WHAT YOU SHOULD DO: Write out the listing beneath this instruction in its entirety, exactly as it reads.

[Saved data entries]
------------------------------

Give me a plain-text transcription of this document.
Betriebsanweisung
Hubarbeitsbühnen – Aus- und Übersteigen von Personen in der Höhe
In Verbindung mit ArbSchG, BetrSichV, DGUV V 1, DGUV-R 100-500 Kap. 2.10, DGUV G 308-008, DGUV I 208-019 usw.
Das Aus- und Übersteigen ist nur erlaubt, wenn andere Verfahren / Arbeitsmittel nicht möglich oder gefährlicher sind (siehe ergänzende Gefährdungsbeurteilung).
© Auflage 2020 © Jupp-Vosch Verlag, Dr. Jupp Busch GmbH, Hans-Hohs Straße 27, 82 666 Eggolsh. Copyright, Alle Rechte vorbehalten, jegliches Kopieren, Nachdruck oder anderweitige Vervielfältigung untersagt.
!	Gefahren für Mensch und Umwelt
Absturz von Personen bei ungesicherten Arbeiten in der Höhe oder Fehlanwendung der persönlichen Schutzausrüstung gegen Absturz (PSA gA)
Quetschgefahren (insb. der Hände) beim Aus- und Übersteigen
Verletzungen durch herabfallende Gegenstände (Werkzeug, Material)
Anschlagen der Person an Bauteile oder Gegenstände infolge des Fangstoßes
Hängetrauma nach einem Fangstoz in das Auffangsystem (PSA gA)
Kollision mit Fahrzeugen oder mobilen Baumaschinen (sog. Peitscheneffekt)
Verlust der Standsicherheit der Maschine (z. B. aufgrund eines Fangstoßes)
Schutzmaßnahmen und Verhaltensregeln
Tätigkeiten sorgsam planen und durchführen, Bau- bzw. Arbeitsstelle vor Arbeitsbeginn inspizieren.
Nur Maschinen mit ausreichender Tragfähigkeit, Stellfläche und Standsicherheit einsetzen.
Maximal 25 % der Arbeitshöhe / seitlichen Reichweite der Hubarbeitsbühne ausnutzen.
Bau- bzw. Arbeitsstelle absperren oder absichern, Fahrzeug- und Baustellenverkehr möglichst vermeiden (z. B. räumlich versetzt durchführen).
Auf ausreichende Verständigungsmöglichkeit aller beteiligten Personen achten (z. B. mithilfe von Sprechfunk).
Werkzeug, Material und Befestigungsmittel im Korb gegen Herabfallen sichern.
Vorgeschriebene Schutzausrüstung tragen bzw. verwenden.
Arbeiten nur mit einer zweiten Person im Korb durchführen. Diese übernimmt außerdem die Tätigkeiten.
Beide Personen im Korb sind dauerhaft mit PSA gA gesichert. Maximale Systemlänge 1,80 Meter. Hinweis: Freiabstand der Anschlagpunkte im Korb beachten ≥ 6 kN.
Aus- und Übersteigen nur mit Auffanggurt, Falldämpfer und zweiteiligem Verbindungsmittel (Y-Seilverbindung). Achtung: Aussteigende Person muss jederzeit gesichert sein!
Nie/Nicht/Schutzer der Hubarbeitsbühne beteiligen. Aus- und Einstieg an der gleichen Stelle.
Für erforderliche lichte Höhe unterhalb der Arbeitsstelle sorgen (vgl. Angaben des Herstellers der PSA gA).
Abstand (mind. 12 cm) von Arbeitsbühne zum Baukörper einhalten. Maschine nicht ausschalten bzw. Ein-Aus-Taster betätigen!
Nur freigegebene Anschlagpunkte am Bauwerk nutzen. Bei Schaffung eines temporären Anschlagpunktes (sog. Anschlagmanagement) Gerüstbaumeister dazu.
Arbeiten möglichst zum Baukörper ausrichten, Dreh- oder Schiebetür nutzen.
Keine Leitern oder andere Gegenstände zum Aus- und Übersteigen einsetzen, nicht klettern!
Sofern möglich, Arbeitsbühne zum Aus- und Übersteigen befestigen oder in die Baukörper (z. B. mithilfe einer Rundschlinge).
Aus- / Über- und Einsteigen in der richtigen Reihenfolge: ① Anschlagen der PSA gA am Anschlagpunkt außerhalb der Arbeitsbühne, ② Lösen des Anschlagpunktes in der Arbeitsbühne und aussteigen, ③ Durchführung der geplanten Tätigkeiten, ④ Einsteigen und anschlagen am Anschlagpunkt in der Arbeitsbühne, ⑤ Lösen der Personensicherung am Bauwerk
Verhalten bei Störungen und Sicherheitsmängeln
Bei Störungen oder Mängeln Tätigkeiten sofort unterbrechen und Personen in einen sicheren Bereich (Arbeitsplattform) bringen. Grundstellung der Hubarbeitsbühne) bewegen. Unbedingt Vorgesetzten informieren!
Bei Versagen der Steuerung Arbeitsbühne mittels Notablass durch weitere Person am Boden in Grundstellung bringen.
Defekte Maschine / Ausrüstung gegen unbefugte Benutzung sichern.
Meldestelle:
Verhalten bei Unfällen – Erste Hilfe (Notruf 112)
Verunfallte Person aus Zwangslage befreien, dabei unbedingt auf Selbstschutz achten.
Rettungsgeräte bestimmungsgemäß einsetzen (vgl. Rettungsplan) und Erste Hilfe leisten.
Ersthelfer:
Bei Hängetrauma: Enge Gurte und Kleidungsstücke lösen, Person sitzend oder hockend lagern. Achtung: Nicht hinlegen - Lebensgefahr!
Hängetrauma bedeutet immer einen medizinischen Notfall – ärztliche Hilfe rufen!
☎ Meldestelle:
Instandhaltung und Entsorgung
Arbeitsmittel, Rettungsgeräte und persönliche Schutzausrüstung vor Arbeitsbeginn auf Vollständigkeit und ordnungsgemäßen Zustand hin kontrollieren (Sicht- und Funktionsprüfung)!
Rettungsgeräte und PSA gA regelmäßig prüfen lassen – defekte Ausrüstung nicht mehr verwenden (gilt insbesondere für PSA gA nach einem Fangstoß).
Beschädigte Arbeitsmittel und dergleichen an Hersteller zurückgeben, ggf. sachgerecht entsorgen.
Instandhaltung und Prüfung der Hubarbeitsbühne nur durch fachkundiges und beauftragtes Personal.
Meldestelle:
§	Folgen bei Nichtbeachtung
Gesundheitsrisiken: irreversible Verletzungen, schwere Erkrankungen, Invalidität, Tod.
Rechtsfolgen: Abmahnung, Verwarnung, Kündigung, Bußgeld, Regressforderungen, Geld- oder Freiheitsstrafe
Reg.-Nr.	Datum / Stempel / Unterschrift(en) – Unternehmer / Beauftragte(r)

------------------------------

THE SOLUTION:
Give me a plain-text transcription of this document.
Betriebsanweisung
Hubarbeitsbühnen – Aus- und Übersteigen von Personen in der Höhe
In Verbindung mit ArbSchG, BetrSichV, DGUV V 1, DGUV-R 100-500 Kap. 2.10, DGUV G 308-008, DGUV I 208-019 usw.
Das Aus- und Übersteigen ist nur erlaubt, wenn andere Verfahren / Arbeitsmittel nicht möglich oder gefährlicher sind (siehe ergänzende Gefährdungsbeurteilung).
© Auflage 2020 © Jupp-Vosch Verlag, Dr. Jupp Busch GmbH, Hans-Hohs Straße 27, 82 666 Eggolsh. Copyright, Alle Rechte vorbehalten, jegliches Kopieren, Nachdruck oder anderweitige Vervielfältigung untersagt.
!	Gefahren für Mensch und Umwelt
Absturz von Personen bei ungesicherten Arbeiten in der Höhe oder Fehlanwendung der persönlichen Schutzausrüstung gegen Absturz (PSA gA)
Quetschgefahren (insb. der Hände) beim Aus- und Übersteigen
Verletzungen durch herabfallende Gegenstände (Werkzeug, Material)
Anschlagen der Person an Bauteile oder Gegenstände infolge des Fangstoßes
Hängetrauma nach einem Fangstoz in das Auffangsystem (PSA gA)
Kollision mit Fahrzeugen oder mobilen Baumaschinen (sog. Peitscheneffekt)
Verlust der Standsicherheit der Maschine (z. B. aufgrund eines Fangstoßes)
Schutzmaßnahmen und Verhaltensregeln
Tätigkeiten sorgsam planen und durchführen, Bau- bzw. Arbeitsstelle vor Arbeitsbeginn inspizieren.
Nur Maschinen mit ausreichender Tragfähigkeit, Stellfläche und Standsicherheit einsetzen.
Maximal 25 % der Arbeitshöhe / seitlichen Reichweite der Hubarbeitsbühne ausnutzen.
Bau- bzw. Arbeitsstelle absperren oder absichern, Fahrzeug- und Baustellenverkehr möglichst vermeiden (z. B. räumlich versetzt durchführen).
Auf ausreichende Verständigungsmöglichkeit aller beteiligten Personen achten (z. B. mithilfe von Sprechfunk).
Werkzeug, Material und Befestigungsmittel im Korb gegen Herabfallen sichern.
Vorgeschriebene Schutzausrüstung tragen bzw. verwenden.
Arbeiten nur mit einer zweiten Person im Korb durchführen. Diese übernimmt außerdem die Tätigkeiten.
Beide Personen im Korb sind dauerhaft mit PSA gA gesichert. Maximale Systemlänge 1,80 Meter. Hinweis: Freiabstand der Anschlagpunkte im Korb beachten ≥ 6 kN.
Aus- und Übersteigen nur mit Auffanggurt, Falldämpfer und zweiteiligem Verbindungsmittel (Y-Seilverbindung). Achtung: Aussteigende Person muss jederzeit gesichert sein!
Nie/Nicht/Schutzer der Hubarbeitsbühne beteiligen. Aus- und Einstieg an der gleichen Stelle.
Für erforderliche lichte Höhe unterhalb der Arbeitsstelle sorgen (vgl. Angaben des Herstellers der PSA gA).
Abstand (mind. 12 cm) von Arbeitsbühne zum Baukörper einhalten. Maschine nicht ausschalten bzw. Ein-Aus-Taster betätigen!
Nur freigegebene Anschlagpunkte am Bauwerk nutzen. Bei Schaffung eines temporären Anschlagpunktes (sog. Anschlagmanagement) Gerüstbaumeister dazu.
Arbeiten möglichst zum Baukörper ausrichten, Dreh- oder Schiebetür nutzen.
Keine Leitern oder andere Gegenstände zum Aus- und Übersteigen einsetzen, nicht klettern!
Sofern möglich, Arbeitsbühne zum Aus- und Übersteigen befestigen oder in die Baukörper (z. B. mithilfe einer Rundschlinge).
Aus- / Über- und Einsteigen in der richtigen Reihenfolge: ① Anschlagen der PSA gA am Anschlagpunkt außerhalb der Arbeitsbühne, ② Lösen des Anschlagpunktes in der Arbeitsbühne und aussteigen, ③ Durchführung der geplanten Tätigkeiten, ④ Einsteigen und anschlagen am Anschlagpunkt in der Arbeitsbühne, ⑤ Lösen der Personensicherung am Bauwerk
Verhalten bei Störungen und Sicherheitsmängeln
Bei Störungen oder Mängeln Tätigkeiten sofort unterbrechen und Personen in einen sicheren Bereich (Arbeitsplattform) bringen. Grundstellung der Hubarbeitsbühne) bewegen. Unbedingt Vorgesetzten informieren!
Bei Versagen der Steuerung Arbeitsbühne mittels Notablass durch weitere Person am Boden in Grundstellung bringen.
Defekte Maschine / Ausrüstung gegen unbefugte Benutzung sichern.
Meldestelle:
Verhalten bei Unfällen – Erste Hilfe (Notruf 112)
Verunfallte Person aus Zwangslage befreien, dabei unbedingt auf Selbstschutz achten.
Rettungsgeräte bestimmungsgemäß einsetzen (vgl. Rettungsplan) und Erste Hilfe leisten.
Ersthelfer:
Bei Hängetrauma: Enge Gurte und Kleidungsstücke lösen, Person sitzend oder hockend lagern. Achtung: Nicht hinlegen - Lebensgefahr!
Hängetrauma bedeutet immer einen medizinischen Notfall – ärztliche Hilfe rufen!
☎ Meldestelle:
Instandhaltung und Entsorgung
Arbeitsmittel, Rettungsgeräte und persönliche Schutzausrüstung vor Arbeitsbeginn auf Vollständigkeit und ordnungsgemäßen Zustand hin kontrollieren (Sicht- und Funktionsprüfung)!
Rettungsgeräte und PSA gA regelmäßig prüfen lassen – defekte Ausrüstung nicht mehr verwenden (gilt insbesondere für PSA gA nach einem Fangstoß).
Beschädigte Arbeitsmittel und dergleichen an Hersteller zurückgeben, ggf. sachgerecht entsorgen.
Instandhaltung und Prüfung der Hubarbeitsbühne nur durch fachkundiges und beauftragtes Personal.
Meldestelle:
§	Folgen bei Nichtbeachtung
Gesundheitsrisiken: irreversible Verletzungen, schwere Erkrankungen, Invalidität, Tod.
Rechtsfolgen: Abmahnung, Verwarnung, Kündigung, Bußgeld, Regressforderungen, Geld- oder Freiheitsstrafe
Reg.-Nr.	Datum / Stempel / Unterschrift(en) – Unternehmer / Beauftragte(r)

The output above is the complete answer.